Copy out exactly every line from the line containing "Convert this chart to structured JSON data." until the records below end, inclusive of both boundary lines.

-----

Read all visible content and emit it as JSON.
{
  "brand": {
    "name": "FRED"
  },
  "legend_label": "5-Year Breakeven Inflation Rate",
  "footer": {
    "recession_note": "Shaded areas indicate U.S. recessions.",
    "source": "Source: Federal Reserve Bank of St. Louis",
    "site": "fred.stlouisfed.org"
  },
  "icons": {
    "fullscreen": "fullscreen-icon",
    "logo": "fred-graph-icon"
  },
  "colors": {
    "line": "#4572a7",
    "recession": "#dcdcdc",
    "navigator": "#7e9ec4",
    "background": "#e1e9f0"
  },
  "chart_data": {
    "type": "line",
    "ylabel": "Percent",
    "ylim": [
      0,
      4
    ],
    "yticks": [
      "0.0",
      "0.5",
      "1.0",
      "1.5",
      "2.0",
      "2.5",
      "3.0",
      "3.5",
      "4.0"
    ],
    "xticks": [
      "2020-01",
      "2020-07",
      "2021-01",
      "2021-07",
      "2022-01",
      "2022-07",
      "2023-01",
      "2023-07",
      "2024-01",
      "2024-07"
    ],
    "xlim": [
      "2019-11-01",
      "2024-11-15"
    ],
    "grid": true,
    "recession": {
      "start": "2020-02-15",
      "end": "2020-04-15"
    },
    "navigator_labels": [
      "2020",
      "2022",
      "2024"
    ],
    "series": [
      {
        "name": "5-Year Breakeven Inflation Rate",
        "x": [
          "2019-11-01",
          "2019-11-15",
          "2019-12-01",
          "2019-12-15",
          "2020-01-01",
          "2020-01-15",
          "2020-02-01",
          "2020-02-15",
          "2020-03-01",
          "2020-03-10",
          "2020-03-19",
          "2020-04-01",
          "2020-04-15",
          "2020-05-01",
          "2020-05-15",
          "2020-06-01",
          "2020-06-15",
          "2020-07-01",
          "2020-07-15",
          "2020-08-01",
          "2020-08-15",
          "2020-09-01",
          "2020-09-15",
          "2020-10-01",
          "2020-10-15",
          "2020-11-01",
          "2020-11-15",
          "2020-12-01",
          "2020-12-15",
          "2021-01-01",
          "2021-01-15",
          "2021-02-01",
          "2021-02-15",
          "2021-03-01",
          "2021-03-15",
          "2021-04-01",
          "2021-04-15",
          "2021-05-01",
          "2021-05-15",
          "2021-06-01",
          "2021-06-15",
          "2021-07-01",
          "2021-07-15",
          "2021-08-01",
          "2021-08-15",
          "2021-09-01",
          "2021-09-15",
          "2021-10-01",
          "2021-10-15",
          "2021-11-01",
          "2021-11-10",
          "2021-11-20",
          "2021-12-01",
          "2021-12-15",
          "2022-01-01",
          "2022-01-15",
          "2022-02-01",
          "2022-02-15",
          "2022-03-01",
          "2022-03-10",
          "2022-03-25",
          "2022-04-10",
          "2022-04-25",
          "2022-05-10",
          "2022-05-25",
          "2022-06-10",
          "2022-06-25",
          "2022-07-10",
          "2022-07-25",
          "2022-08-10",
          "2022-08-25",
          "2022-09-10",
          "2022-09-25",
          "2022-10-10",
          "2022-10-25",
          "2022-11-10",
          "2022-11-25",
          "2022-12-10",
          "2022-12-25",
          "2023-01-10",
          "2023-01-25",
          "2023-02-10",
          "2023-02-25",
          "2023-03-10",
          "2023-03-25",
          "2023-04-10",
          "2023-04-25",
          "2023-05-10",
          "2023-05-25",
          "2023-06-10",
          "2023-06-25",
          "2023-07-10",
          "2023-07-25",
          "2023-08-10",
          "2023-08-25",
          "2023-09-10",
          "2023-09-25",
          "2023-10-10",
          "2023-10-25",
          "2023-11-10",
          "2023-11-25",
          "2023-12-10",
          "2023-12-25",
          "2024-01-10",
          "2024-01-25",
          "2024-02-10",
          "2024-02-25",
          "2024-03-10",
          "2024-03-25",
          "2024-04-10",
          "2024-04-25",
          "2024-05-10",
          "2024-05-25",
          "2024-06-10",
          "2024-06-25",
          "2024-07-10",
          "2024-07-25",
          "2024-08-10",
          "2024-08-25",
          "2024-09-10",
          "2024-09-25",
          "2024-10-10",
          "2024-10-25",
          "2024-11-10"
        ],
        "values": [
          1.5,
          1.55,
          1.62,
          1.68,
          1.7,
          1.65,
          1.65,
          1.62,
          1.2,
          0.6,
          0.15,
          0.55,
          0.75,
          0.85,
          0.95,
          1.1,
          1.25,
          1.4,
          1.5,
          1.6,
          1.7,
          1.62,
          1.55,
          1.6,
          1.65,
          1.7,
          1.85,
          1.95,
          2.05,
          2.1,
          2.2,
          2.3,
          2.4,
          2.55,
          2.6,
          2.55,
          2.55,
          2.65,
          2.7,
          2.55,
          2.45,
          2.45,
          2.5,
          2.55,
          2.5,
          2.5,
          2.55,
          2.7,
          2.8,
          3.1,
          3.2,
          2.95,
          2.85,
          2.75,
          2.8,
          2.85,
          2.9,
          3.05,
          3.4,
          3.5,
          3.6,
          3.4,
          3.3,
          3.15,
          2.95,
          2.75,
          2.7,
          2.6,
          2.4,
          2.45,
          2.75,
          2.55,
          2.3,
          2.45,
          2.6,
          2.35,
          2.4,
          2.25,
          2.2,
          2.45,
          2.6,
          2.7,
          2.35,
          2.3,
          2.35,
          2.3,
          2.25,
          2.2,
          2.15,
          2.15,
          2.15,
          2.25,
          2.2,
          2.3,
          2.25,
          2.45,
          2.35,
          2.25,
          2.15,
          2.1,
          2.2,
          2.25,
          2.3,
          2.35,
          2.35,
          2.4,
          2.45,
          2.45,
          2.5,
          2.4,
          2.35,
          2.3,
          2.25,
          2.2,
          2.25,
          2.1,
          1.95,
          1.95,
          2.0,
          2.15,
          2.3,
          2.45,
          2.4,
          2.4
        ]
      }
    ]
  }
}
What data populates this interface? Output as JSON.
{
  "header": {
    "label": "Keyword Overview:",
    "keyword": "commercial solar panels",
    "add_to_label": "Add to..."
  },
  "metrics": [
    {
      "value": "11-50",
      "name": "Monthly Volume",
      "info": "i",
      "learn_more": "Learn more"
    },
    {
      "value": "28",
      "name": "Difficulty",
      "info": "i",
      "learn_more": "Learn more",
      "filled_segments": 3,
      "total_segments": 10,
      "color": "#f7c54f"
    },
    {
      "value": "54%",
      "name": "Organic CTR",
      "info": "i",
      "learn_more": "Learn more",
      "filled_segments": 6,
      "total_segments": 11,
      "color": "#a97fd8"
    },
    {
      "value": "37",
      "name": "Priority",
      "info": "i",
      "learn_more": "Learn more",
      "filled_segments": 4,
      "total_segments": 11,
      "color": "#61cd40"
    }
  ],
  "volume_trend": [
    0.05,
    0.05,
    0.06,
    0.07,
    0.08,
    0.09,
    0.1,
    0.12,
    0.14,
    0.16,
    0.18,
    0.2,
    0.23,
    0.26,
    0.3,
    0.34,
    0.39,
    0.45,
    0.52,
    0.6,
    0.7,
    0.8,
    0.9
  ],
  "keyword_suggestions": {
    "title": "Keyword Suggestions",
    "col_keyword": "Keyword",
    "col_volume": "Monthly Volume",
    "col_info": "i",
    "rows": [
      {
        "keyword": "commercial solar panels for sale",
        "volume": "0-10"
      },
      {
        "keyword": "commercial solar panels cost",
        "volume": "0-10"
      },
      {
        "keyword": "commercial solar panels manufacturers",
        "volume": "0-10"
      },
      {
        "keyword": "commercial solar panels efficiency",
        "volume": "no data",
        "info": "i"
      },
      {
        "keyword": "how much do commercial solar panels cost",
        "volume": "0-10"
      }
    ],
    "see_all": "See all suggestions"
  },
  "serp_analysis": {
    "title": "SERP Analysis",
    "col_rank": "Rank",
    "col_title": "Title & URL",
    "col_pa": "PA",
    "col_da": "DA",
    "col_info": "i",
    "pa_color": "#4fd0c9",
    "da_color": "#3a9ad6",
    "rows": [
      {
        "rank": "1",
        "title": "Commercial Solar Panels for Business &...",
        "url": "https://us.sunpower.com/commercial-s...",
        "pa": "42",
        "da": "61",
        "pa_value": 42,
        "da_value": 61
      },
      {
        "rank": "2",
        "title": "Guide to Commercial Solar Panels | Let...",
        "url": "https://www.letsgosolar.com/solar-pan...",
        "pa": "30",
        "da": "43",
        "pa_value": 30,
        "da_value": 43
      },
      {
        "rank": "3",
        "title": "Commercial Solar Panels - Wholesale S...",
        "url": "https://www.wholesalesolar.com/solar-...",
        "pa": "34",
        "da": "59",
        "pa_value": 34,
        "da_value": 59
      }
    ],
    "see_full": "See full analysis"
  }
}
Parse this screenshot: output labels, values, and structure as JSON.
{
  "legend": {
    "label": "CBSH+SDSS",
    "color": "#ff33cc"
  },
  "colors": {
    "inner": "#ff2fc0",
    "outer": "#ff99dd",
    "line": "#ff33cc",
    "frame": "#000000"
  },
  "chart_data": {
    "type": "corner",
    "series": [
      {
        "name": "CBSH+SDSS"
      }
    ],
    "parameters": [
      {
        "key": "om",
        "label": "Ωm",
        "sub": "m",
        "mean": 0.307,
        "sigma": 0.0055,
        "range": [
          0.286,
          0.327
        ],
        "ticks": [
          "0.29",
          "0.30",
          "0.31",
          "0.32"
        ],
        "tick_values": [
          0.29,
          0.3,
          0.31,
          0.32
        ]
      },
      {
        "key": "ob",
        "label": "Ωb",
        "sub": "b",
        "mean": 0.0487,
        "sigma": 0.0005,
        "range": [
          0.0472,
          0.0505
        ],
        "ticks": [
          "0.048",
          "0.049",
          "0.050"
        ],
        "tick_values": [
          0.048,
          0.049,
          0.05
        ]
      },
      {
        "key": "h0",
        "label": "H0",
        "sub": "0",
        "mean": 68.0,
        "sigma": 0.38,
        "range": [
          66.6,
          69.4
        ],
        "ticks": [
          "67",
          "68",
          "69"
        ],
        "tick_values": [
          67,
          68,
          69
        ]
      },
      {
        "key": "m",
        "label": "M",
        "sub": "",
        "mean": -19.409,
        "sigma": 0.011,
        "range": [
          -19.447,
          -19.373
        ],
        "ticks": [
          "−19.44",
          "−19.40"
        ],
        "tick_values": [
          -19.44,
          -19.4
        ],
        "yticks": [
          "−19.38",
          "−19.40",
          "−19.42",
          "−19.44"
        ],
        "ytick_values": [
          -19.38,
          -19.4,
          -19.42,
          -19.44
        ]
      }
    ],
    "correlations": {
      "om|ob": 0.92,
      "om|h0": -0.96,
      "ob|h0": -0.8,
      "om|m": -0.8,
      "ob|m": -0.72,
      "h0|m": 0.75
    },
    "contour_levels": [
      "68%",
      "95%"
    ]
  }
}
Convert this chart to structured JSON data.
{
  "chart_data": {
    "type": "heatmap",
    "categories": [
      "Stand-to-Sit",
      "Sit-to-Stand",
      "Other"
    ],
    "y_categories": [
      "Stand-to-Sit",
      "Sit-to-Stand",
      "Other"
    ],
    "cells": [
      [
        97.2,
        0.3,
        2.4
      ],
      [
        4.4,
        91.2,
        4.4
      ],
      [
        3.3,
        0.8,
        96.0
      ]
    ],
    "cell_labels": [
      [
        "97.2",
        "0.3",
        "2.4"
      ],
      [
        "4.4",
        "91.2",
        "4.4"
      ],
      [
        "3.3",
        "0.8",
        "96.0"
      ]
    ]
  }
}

-----

Solution below »
Convert this chart to structured JSON data.
{
  "chart_data": {
    "type": "heatmap",
    "categories": [
      "Stand-to-Sit",
      "Sit-to-Stand",
      "Other"
    ],
    "y_categories": [
      "Stand-to-Sit",
      "Sit-to-Stand",
      "Other"
    ],
    "cells": [
      [
        97.2,
        0.3,
        2.4
      ],
      [
        4.4,
        91.2,
        4.4
      ],
      [
        3.3,
        0.8,
        96.0
      ]
    ],
    "cell_labels": [
      [
        "97.2",
        "0.3",
        "2.4"
      ],
      [
        "4.4",
        "91.2",
        "4.4"
      ],
      [
        "3.3",
        "0.8",
        "96.0"
      ]
    ]
  }
}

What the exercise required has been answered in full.